▶ WHAT THIS TASK INVOLVES: Return each line of the material verbatim.

▶ EXCERPTED RECORDS:

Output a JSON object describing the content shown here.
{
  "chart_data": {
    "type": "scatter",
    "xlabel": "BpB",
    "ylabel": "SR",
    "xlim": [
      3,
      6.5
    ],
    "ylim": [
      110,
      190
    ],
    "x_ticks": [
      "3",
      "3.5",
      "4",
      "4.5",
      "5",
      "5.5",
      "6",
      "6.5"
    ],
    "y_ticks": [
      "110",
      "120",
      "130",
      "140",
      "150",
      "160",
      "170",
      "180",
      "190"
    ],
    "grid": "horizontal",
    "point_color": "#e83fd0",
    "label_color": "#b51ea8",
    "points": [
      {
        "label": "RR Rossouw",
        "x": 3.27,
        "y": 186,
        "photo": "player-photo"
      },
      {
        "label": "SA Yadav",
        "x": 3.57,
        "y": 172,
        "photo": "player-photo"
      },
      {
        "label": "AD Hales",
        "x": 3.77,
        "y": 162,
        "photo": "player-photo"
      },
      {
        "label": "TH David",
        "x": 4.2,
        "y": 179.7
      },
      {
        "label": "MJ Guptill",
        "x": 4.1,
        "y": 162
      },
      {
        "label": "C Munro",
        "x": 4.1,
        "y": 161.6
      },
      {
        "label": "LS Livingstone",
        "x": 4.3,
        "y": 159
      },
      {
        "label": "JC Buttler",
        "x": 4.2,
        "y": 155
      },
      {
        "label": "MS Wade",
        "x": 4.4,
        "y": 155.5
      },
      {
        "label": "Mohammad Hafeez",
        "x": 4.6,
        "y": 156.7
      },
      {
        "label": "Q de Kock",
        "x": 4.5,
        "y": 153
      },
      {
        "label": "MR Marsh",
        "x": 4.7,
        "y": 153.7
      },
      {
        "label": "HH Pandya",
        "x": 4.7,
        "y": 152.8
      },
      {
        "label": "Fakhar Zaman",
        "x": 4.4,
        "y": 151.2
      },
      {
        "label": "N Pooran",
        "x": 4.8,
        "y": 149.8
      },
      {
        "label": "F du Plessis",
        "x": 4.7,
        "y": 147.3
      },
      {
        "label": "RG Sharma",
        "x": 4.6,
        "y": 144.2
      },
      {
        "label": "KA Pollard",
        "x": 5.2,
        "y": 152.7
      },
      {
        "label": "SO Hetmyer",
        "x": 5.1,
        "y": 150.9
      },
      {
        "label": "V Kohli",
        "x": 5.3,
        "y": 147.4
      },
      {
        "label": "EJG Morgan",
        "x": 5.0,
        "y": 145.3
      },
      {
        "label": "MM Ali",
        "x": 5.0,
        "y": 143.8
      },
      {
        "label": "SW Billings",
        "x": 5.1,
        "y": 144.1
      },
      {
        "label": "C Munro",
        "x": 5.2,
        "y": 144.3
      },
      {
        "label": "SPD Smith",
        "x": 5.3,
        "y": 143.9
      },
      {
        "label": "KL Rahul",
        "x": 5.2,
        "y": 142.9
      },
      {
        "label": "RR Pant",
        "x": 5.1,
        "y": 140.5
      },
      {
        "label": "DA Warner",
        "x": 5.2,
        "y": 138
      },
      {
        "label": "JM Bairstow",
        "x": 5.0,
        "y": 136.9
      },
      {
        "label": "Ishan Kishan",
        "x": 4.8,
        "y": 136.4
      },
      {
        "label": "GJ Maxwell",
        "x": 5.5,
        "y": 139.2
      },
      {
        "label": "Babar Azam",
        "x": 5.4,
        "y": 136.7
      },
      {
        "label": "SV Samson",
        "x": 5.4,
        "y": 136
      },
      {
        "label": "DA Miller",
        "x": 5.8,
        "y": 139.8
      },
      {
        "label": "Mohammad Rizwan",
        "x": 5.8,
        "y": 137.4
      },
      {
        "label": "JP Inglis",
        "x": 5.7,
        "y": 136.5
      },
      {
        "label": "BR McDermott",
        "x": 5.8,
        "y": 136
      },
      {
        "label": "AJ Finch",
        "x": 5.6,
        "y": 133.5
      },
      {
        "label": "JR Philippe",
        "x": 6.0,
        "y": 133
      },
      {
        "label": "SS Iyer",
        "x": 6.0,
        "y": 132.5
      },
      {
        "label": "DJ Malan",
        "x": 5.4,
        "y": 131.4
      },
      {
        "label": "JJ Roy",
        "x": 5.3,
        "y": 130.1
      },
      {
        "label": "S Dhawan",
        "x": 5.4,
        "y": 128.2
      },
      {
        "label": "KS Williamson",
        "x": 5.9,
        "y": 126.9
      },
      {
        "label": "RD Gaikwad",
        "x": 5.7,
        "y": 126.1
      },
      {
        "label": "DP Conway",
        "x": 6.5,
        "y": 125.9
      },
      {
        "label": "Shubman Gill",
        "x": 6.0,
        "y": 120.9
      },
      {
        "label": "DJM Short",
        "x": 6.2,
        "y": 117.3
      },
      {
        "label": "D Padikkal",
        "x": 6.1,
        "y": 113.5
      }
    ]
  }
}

▶ TASK SOLUTION:
Output a JSON object describing the content shown here.
{
  "chart_data": {
    "type": "scatter",
    "xlabel": "BpB",
    "ylabel": "SR",
    "xlim": [
      3,
      6.5
    ],
    "ylim": [
      110,
      190
    ],
    "x_ticks": [
      "3",
      "3.5",
      "4",
      "4.5",
      "5",
      "5.5",
      "6",
      "6.5"
    ],
    "y_ticks": [
      "110",
      "120",
      "130",
      "140",
      "150",
      "160",
      "170",
      "180",
      "190"
    ],
    "grid": "horizontal",
    "point_color": "#e83fd0",
    "label_color": "#b51ea8",
    "points": [
      {
        "label": "RR Rossouw",
        "x": 3.27,
        "y": 186,
        "photo": "player-photo"
      },
      {
        "label": "SA Yadav",
        "x": 3.57,
        "y": 172,
        "photo": "player-photo"
      },
      {
        "label": "AD Hales",
        "x": 3.77,
        "y": 162,
        "photo": "player-photo"
      },
      {
        "label": "TH David",
        "x": 4.2,
        "y": 179.7
      },
      {
        "label": "MJ Guptill",
        "x": 4.1,
        "y": 162
      },
      {
        "label": "C Munro",
        "x": 4.1,
        "y": 161.6
      },
      {
        "label": "LS Livingstone",
        "x": 4.3,
        "y": 159
      },
      {
        "label": "JC Buttler",
        "x": 4.2,
        "y": 155
      },
      {
        "label": "MS Wade",
        "x": 4.4,
        "y": 155.5
      },
      {
        "label": "Mohammad Hafeez",
        "x": 4.6,
        "y": 156.7
      },
      {
        "label": "Q de Kock",
        "x": 4.5,
        "y": 153
      },
      {
        "label": "MR Marsh",
        "x": 4.7,
        "y": 153.7
      },
      {
        "label": "HH Pandya",
        "x": 4.7,
        "y": 152.8
      },
      {
        "label": "Fakhar Zaman",
        "x": 4.4,
        "y": 151.2
      },
      {
        "label": "N Pooran",
        "x": 4.8,
        "y": 149.8
      },
      {
        "label": "F du Plessis",
        "x": 4.7,
        "y": 147.3
      },
      {
        "label": "RG Sharma",
        "x": 4.6,
        "y": 144.2
      },
      {
        "label": "KA Pollard",
        "x": 5.2,
        "y": 152.7
      },
      {
        "label": "SO Hetmyer",
        "x": 5.1,
        "y": 150.9
      },
      {
        "label": "V Kohli",
        "x": 5.3,
        "y": 147.4
      },
      {
        "label": "EJG Morgan",
        "x": 5.0,
        "y": 145.3
      },
      {
        "label": "MM Ali",
        "x": 5.0,
        "y": 143.8
      },
      {
        "label": "SW Billings",
        "x": 5.1,
        "y": 144.1
      },
      {
        "label": "C Munro",
        "x": 5.2,
        "y": 144.3
      },
      {
        "label": "SPD Smith",
        "x": 5.3,
        "y": 143.9
      },
      {
        "label": "KL Rahul",
        "x": 5.2,
        "y": 142.9
      },
      {
        "label": "RR Pant",
        "x": 5.1,
        "y": 140.5
      },
      {
        "label": "DA Warner",
        "x": 5.2,
        "y": 138
      },
      {
        "label": "JM Bairstow",
        "x": 5.0,
        "y": 136.9
      },
      {
        "label": "Ishan Kishan",
        "x": 4.8,
        "y": 136.4
      },
      {
        "label": "GJ Maxwell",
        "x": 5.5,
        "y": 139.2
      },
      {
        "label": "Babar Azam",
        "x": 5.4,
        "y": 136.7
      },
      {
        "label": "SV Samson",
        "x": 5.4,
        "y": 136
      },
      {
        "label": "DA Miller",
        "x": 5.8,
        "y": 139.8
      },
      {
        "label": "Mohammad Rizwan",
        "x": 5.8,
        "y": 137.4
      },
      {
        "label": "JP Inglis",
        "x": 5.7,
        "y": 136.5
      },
      {
        "label": "BR McDermott",
        "x": 5.8,
        "y": 136
      },
      {
        "label": "AJ Finch",
        "x": 5.6,
        "y": 133.5
      },
      {
        "label": "JR Philippe",
        "x": 6.0,
        "y": 133
      },
      {
        "label": "SS Iyer",
        "x": 6.0,
        "y": 132.5
      },
      {
        "label": "DJ Malan",
        "x": 5.4,
        "y": 131.4
      },
      {
        "label": "JJ Roy",
        "x": 5.3,
        "y": 130.1
      },
      {
        "label": "S Dhawan",
        "x": 5.4,
        "y": 128.2
      },
      {
        "label": "KS Williamson",
        "x": 5.9,
        "y": 126.9
      },
      {
        "label": "RD Gaikwad",
        "x": 5.7,
        "y": 126.1
      },
      {
        "label": "DP Conway",
        "x": 6.5,
        "y": 125.9
      },
      {
        "label": "Shubman Gill",
        "x": 6.0,
        "y": 120.9
      },
      {
        "label": "DJM Short",
        "x": 6.2,
        "y": 117.3
      },
      {
        "label": "D Padikkal",
        "x": 6.1,
        "y": 113.5
      }
    ]
  }
}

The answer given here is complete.